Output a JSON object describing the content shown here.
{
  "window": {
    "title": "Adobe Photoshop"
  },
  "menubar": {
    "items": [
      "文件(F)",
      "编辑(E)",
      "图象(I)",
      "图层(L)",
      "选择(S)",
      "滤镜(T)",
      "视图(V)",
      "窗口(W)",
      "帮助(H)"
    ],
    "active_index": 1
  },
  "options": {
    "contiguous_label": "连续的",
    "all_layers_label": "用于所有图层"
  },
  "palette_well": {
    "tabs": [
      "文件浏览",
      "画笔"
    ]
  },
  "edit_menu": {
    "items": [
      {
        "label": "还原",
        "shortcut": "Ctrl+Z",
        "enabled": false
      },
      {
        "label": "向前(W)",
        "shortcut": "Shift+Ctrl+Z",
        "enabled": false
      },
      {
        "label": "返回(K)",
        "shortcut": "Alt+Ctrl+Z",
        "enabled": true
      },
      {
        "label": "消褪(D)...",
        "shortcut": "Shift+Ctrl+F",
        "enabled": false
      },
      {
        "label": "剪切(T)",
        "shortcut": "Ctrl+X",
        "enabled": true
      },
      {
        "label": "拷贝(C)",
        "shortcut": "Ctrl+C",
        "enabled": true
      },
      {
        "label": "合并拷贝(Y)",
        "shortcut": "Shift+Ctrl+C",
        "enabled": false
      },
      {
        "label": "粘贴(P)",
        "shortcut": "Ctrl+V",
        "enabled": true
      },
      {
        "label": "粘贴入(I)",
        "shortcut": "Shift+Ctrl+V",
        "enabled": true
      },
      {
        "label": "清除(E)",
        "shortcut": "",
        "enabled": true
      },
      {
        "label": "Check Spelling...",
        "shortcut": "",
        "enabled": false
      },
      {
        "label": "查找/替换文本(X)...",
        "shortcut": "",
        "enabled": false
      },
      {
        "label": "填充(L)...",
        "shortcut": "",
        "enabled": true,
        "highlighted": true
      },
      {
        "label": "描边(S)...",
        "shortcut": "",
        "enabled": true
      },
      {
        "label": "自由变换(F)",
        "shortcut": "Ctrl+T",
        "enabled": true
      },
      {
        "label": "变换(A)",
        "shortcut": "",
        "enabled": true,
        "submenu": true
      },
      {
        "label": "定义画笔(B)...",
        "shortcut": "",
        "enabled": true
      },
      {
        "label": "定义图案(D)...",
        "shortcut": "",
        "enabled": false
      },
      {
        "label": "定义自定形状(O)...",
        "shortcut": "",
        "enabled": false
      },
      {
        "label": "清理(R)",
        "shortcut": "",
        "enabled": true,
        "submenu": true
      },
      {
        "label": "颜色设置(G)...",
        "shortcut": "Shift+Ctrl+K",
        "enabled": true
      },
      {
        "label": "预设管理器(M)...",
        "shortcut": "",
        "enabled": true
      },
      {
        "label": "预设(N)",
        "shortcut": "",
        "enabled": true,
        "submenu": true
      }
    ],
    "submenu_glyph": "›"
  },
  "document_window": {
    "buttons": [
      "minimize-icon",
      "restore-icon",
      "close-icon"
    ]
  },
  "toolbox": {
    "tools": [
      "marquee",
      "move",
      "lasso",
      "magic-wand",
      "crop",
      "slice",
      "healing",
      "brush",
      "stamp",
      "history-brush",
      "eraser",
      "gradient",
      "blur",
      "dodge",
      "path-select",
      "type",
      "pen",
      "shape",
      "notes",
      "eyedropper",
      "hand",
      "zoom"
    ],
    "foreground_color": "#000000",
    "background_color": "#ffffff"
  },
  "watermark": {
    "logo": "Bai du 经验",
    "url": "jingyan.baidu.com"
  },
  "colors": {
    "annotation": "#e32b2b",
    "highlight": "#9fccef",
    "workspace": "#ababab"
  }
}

TASK PROMPT
Repeat the material in full, exactly as it stands.

TASK ANSWER
Output a JSON object describing the content shown here.
{
  "window": {
    "title": "Adobe Photoshop"
  },
  "menubar": {
    "items": [
      "文件(F)",
      "编辑(E)",
      "图象(I)",
      "图层(L)",
      "选择(S)",
      "滤镜(T)",
      "视图(V)",
      "窗口(W)",
      "帮助(H)"
    ],
    "active_index": 1
  },
  "options": {
    "contiguous_label": "连续的",
    "all_layers_label": "用于所有图层"
  },
  "palette_well": {
    "tabs": [
      "文件浏览",
      "画笔"
    ]
  },
  "edit_menu": {
    "items": [
      {
        "label": "还原",
        "shortcut": "Ctrl+Z",
        "enabled": false
      },
      {
        "label": "向前(W)",
        "shortcut": "Shift+Ctrl+Z",
        "enabled": false
      },
      {
        "label": "返回(K)",
        "shortcut": "Alt+Ctrl+Z",
        "enabled": true
      },
      {
        "label": "消褪(D)...",
        "shortcut": "Shift+Ctrl+F",
        "enabled": false
      },
      {
        "label": "剪切(T)",
        "shortcut": "Ctrl+X",
        "enabled": true
      },
      {
        "label": "拷贝(C)",
        "shortcut": "Ctrl+C",
        "enabled": true
      },
      {
        "label": "合并拷贝(Y)",
        "shortcut": "Shift+Ctrl+C",
        "enabled": false
      },
      {
        "label": "粘贴(P)",
        "shortcut": "Ctrl+V",
        "enabled": true
      },
      {
        "label": "粘贴入(I)",
        "shortcut": "Shift+Ctrl+V",
        "enabled": true
      },
      {
        "label": "清除(E)",
        "shortcut": "",
        "enabled": true
      },
      {
        "label": "Check Spelling...",
        "shortcut": "",
        "enabled": false
      },
      {
        "label": "查找/替换文本(X)...",
        "shortcut": "",
        "enabled": false
      },
      {
        "label": "填充(L)...",
        "shortcut": "",
        "enabled": true,
        "highlighted": true
      },
      {
        "label": "描边(S)...",
        "shortcut": "",
        "enabled": true
      },
      {
        "label": "自由变换(F)",
        "shortcut": "Ctrl+T",
        "enabled": true
      },
      {
        "label": "变换(A)",
        "shortcut": "",
        "enabled": true,
        "submenu": true
      },
      {
        "label": "定义画笔(B)...",
        "shortcut": "",
        "enabled": true
      },
      {
        "label": "定义图案(D)...",
        "shortcut": "",
        "enabled": false
      },
      {
        "label": "定义自定形状(O)...",
        "shortcut": "",
        "enabled": false
      },
      {
        "label": "清理(R)",
        "shortcut": "",
        "enabled": true,
        "submenu": true
      },
      {
        "label": "颜色设置(G)...",
        "shortcut": "Shift+Ctrl+K",
        "enabled": true
      },
      {
        "label": "预设管理器(M)...",
        "shortcut": "",
        "enabled": true
      },
      {
        "label": "预设(N)",
        "shortcut": "",
        "enabled": true,
        "submenu": true
      }
    ],
    "submenu_glyph": "›"
  },
  "document_window": {
    "buttons": [
      "minimize-icon",
      "restore-icon",
      "close-icon"
    ]
  },
  "toolbox": {
    "tools": [
      "marquee",
      "move",
      "lasso",
      "magic-wand",
      "crop",
      "slice",
      "healing",
      "brush",
      "stamp",
      "history-brush",
      "eraser",
      "gradient",
      "blur",
      "dodge",
      "path-select",
      "type",
      "pen",
      "shape",
      "notes",
      "eyedropper",
      "hand",
      "zoom"
    ],
    "foreground_color": "#000000",
    "background_color": "#ffffff"
  },
  "watermark": {
    "logo": "Bai du 经验",
    "url": "jingyan.baidu.com"
  },
  "colors": {
    "annotation": "#e32b2b",
    "highlight": "#9fccef",
    "workspace": "#ababab"
  }
}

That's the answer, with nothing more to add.